**Extracted data**:
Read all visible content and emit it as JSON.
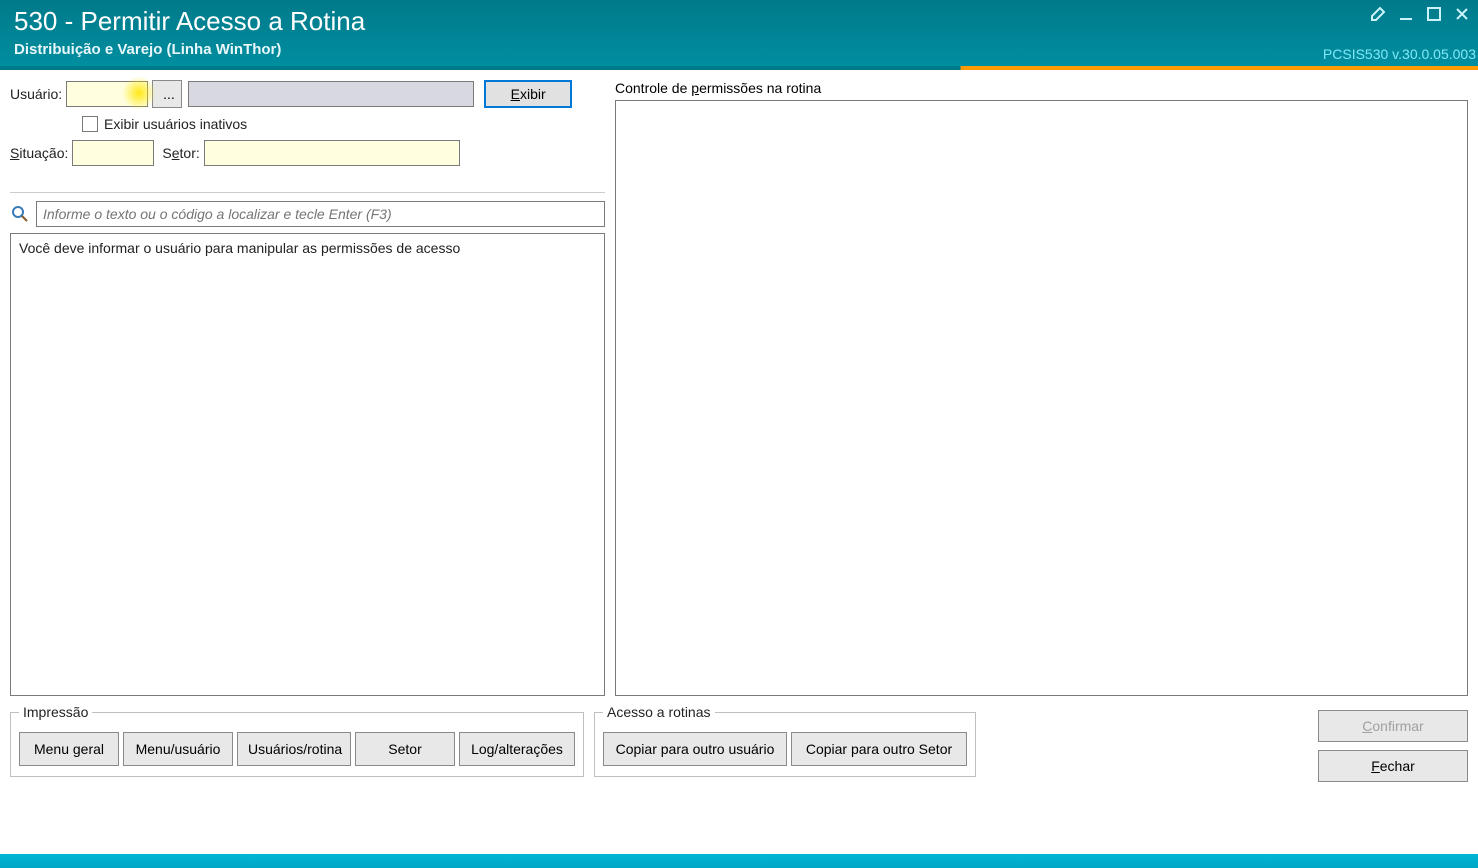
{
  "titlebar": {
    "title": "530 - Permitir Acesso a Rotina",
    "subtitle": "Distribuição e Varejo (Linha WinThor)",
    "version": "PCSIS530  v.30.0.05.003"
  },
  "form": {
    "usuario_label": "Usuário:",
    "ellipsis": "...",
    "exibir_btn": "Exibir",
    "inativos_checkbox": "Exibir usuários inativos",
    "situacao_label": "Situação:",
    "setor_label": "Setor:",
    "search_placeholder": "Informe o texto ou o código a localizar e tecle Enter (F3)",
    "list_message": "Você deve informar o usuário para manipular as permissões de acesso"
  },
  "right": {
    "permissoes_label": "Controle de permissões na rotina"
  },
  "groups": {
    "impressao": {
      "legend": "Impressão",
      "menu_geral": "Menu geral",
      "menu_usuario": "Menu/usuário",
      "usuarios_rotina": "Usuários/rotina",
      "setor": "Setor",
      "log_alteracoes": "Log/alterações"
    },
    "acesso": {
      "legend": "Acesso a rotinas",
      "copiar_usuario": "Copiar para outro usuário",
      "copiar_setor": "Copiar para outro Setor"
    }
  },
  "actions": {
    "confirmar": "Confirmar",
    "fechar": "Fechar"
  }
}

**Stated goal**:
Reproduce the material word for word, minus the images.

**Answer below**:
Read all visible content and emit it as JSON.
{
  "titlebar": {
    "title": "530 - Permitir Acesso a Rotina",
    "subtitle": "Distribuição e Varejo (Linha WinThor)",
    "version": "PCSIS530  v.30.0.05.003"
  },
  "form": {
    "usuario_label": "Usuário:",
    "ellipsis": "...",
    "exibir_btn": "Exibir",
    "inativos_checkbox": "Exibir usuários inativos",
    "situacao_label": "Situação:",
    "setor_label": "Setor:",
    "search_placeholder": "Informe o texto ou o código a localizar e tecle Enter (F3)",
    "list_message": "Você deve informar o usuário para manipular as permissões de acesso"
  },
  "right": {
    "permissoes_label": "Controle de permissões na rotina"
  },
  "groups": {
    "impressao": {
      "legend": "Impressão",
      "menu_geral": "Menu geral",
      "menu_usuario": "Menu/usuário",
      "usuarios_rotina": "Usuários/rotina",
      "setor": "Setor",
      "log_alteracoes": "Log/alterações"
    },
    "acesso": {
      "legend": "Acesso a rotinas",
      "copiar_usuario": "Copiar para outro usuário",
      "copiar_setor": "Copiar para outro Setor"
    }
  },
  "actions": {
    "confirmar": "Confirmar",
    "fechar": "Fechar"
  }
}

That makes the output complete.